▸ Problem details
Return all lines below containing the word "CORN".

▸ Record set

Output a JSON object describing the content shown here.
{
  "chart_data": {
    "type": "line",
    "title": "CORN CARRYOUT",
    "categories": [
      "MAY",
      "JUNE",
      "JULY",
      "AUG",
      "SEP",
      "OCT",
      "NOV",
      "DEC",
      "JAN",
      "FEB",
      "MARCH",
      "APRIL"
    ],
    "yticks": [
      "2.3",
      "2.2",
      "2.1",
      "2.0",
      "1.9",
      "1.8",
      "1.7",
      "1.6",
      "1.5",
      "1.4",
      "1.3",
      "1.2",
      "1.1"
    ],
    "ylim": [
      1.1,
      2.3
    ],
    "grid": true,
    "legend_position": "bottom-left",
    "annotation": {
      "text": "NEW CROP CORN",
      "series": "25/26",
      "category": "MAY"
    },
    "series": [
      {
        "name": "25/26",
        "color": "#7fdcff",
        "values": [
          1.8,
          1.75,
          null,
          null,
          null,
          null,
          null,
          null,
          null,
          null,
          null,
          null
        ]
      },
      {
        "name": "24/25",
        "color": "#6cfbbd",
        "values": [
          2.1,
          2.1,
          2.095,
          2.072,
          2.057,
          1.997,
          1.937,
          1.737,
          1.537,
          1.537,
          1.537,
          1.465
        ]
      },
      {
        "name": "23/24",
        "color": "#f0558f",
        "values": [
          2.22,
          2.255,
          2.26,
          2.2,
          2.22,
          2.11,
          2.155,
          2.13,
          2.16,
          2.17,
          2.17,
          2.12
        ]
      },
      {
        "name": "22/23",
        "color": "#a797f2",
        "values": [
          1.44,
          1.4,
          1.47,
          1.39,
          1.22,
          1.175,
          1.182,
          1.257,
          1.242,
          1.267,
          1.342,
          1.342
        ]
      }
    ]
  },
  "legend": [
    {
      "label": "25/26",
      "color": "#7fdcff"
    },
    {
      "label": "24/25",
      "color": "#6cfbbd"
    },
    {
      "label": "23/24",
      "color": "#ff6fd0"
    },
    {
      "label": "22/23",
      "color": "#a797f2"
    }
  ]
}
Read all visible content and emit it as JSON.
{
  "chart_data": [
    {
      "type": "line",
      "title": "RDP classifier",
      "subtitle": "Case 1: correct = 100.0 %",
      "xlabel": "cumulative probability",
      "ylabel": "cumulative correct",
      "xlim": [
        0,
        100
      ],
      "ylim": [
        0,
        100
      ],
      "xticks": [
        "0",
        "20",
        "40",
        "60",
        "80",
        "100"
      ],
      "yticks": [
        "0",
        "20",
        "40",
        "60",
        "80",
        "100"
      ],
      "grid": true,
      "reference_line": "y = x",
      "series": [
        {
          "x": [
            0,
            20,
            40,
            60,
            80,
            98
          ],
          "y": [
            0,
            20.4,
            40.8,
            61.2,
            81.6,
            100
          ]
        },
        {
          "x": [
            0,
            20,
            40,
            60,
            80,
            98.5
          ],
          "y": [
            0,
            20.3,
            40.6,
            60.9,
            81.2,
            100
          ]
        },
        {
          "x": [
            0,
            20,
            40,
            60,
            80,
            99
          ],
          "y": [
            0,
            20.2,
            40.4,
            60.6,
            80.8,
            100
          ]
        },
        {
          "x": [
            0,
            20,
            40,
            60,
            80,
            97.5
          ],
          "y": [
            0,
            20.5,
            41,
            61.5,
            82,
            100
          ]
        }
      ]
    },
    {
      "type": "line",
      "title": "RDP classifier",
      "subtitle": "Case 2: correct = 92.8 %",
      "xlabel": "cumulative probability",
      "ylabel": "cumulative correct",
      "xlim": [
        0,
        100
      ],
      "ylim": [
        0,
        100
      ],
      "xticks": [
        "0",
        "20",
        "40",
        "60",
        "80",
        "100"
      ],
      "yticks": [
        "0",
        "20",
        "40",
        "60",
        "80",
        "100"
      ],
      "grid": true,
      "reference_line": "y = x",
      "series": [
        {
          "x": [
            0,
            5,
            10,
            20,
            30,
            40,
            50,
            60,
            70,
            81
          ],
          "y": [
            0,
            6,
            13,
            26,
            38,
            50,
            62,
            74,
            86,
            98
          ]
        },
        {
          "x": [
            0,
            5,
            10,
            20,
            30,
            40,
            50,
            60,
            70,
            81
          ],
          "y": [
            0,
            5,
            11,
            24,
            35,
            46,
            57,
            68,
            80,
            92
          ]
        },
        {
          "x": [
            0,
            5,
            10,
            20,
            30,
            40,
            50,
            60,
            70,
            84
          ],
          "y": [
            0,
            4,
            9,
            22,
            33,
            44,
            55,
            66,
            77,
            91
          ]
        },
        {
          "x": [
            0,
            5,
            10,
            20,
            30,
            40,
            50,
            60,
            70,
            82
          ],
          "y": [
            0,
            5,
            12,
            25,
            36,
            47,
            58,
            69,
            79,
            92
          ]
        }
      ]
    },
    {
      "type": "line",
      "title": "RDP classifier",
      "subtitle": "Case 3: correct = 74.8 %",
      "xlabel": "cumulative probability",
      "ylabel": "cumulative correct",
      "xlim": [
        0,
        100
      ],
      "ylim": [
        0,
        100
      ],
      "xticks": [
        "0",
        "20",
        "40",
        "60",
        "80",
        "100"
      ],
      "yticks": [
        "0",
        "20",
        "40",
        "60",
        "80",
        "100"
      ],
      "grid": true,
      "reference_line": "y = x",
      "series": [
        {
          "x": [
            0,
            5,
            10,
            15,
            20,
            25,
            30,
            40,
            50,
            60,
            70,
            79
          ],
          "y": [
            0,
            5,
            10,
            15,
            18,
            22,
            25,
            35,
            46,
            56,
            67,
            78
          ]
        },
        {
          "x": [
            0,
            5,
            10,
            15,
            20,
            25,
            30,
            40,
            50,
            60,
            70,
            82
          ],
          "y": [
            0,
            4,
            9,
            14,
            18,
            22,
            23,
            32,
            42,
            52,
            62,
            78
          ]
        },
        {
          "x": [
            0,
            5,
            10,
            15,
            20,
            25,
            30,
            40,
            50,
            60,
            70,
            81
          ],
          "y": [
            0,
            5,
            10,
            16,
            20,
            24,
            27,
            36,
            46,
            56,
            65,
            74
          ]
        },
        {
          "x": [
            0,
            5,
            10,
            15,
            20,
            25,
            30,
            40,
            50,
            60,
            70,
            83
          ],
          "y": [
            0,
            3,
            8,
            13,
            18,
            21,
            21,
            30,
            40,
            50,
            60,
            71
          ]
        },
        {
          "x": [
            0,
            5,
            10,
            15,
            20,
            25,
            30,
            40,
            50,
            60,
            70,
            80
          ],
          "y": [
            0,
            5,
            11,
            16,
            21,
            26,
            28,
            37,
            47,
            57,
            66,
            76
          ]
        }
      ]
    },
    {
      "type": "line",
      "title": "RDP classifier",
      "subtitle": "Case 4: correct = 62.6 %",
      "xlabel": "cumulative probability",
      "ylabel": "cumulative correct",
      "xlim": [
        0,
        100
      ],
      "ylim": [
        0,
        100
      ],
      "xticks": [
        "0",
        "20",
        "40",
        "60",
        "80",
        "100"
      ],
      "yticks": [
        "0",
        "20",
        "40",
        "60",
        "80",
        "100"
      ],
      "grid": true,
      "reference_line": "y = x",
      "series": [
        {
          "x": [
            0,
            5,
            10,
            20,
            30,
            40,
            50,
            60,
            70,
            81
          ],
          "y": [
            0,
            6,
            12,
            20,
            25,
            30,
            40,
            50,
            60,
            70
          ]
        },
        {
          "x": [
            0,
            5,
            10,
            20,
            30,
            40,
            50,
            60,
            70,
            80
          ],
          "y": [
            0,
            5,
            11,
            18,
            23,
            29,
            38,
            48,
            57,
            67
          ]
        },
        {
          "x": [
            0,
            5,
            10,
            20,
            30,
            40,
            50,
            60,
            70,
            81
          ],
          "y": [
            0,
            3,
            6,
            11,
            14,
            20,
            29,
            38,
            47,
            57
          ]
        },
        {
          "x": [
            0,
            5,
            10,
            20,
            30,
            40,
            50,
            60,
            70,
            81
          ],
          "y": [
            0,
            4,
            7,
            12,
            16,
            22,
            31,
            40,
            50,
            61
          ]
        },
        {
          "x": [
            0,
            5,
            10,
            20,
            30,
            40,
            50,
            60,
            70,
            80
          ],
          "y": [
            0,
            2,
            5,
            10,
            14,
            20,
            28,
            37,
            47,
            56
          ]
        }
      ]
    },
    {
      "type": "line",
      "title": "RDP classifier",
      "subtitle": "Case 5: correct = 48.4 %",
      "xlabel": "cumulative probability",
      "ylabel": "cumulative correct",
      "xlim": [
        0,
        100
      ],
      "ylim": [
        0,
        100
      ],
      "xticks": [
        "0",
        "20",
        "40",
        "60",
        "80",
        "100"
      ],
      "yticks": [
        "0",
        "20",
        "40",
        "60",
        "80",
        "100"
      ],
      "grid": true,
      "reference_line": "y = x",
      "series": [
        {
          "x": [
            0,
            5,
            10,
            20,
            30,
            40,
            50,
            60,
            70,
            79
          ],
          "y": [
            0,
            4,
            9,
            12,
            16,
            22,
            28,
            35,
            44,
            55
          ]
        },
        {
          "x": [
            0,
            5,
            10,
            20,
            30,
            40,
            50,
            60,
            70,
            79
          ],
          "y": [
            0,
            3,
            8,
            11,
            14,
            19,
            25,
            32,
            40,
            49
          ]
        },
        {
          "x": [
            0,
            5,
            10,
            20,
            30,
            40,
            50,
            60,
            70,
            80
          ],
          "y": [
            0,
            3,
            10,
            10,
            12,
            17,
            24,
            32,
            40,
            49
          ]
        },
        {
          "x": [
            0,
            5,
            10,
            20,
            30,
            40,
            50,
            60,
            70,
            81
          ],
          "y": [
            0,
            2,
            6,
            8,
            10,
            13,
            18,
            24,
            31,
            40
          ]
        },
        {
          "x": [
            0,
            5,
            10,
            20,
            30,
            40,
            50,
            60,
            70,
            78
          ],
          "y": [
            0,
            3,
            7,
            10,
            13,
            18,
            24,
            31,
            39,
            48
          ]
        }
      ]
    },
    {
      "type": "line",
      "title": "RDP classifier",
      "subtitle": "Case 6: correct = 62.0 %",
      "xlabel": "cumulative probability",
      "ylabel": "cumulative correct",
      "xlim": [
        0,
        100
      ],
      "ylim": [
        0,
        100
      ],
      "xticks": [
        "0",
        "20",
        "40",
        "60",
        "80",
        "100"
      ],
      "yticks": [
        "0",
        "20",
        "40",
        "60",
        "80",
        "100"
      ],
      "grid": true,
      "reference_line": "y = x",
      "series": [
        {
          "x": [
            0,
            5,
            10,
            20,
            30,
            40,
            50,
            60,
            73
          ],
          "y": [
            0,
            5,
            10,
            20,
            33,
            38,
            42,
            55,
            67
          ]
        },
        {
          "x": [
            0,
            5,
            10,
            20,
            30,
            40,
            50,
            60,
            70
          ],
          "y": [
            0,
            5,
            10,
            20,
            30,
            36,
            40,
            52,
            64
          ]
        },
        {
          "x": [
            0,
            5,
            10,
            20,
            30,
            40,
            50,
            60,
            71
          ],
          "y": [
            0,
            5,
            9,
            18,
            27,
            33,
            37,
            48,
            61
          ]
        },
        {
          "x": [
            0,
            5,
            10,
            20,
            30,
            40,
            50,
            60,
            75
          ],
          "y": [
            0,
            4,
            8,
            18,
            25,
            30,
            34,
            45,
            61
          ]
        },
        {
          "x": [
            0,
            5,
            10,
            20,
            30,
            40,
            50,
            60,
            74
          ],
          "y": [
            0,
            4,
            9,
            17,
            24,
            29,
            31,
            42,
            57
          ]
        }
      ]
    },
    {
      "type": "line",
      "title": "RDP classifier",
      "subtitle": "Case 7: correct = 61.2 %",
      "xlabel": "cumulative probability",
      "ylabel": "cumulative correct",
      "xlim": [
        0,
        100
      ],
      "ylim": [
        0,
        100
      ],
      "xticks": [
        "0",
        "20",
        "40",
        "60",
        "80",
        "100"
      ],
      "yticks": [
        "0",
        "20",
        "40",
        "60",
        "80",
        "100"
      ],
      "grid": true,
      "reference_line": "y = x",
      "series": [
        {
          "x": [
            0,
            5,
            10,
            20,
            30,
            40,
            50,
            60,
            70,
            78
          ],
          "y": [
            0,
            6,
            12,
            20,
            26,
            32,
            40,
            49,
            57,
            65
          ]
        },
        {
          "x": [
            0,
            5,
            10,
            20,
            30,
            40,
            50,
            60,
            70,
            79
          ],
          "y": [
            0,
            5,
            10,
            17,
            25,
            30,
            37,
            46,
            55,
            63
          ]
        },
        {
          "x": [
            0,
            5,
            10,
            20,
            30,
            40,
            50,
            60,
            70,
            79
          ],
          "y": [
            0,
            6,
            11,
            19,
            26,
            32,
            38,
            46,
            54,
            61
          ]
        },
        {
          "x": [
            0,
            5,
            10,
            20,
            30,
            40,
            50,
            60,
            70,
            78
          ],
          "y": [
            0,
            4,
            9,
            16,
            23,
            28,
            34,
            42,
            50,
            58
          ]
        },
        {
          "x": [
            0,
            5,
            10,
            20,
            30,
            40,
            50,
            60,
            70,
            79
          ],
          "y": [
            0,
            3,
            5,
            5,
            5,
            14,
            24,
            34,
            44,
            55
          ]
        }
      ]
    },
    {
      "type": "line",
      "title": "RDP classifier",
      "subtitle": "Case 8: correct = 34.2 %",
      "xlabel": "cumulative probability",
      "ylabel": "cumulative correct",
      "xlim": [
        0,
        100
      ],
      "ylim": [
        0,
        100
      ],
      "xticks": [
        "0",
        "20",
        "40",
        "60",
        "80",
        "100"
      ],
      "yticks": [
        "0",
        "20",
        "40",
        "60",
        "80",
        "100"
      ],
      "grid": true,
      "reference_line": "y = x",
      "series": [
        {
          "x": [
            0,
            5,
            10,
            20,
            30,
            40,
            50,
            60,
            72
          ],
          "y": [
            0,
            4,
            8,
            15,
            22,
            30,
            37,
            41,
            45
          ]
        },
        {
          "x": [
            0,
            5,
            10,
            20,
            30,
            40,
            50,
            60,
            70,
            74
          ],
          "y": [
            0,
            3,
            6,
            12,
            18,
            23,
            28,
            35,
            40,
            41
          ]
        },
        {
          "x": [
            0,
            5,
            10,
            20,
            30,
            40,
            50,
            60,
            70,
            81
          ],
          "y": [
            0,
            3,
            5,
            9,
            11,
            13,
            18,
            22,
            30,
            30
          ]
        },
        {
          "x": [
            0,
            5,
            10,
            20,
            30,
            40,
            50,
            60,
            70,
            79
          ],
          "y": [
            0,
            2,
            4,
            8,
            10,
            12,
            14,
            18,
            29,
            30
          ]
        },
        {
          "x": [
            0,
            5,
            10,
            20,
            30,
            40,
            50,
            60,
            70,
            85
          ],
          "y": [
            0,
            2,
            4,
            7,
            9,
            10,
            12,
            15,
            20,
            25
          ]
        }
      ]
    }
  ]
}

▸ Solution for this task
    "title": "CORN CARRYOUT",
      "text": "NEW CROP CORN",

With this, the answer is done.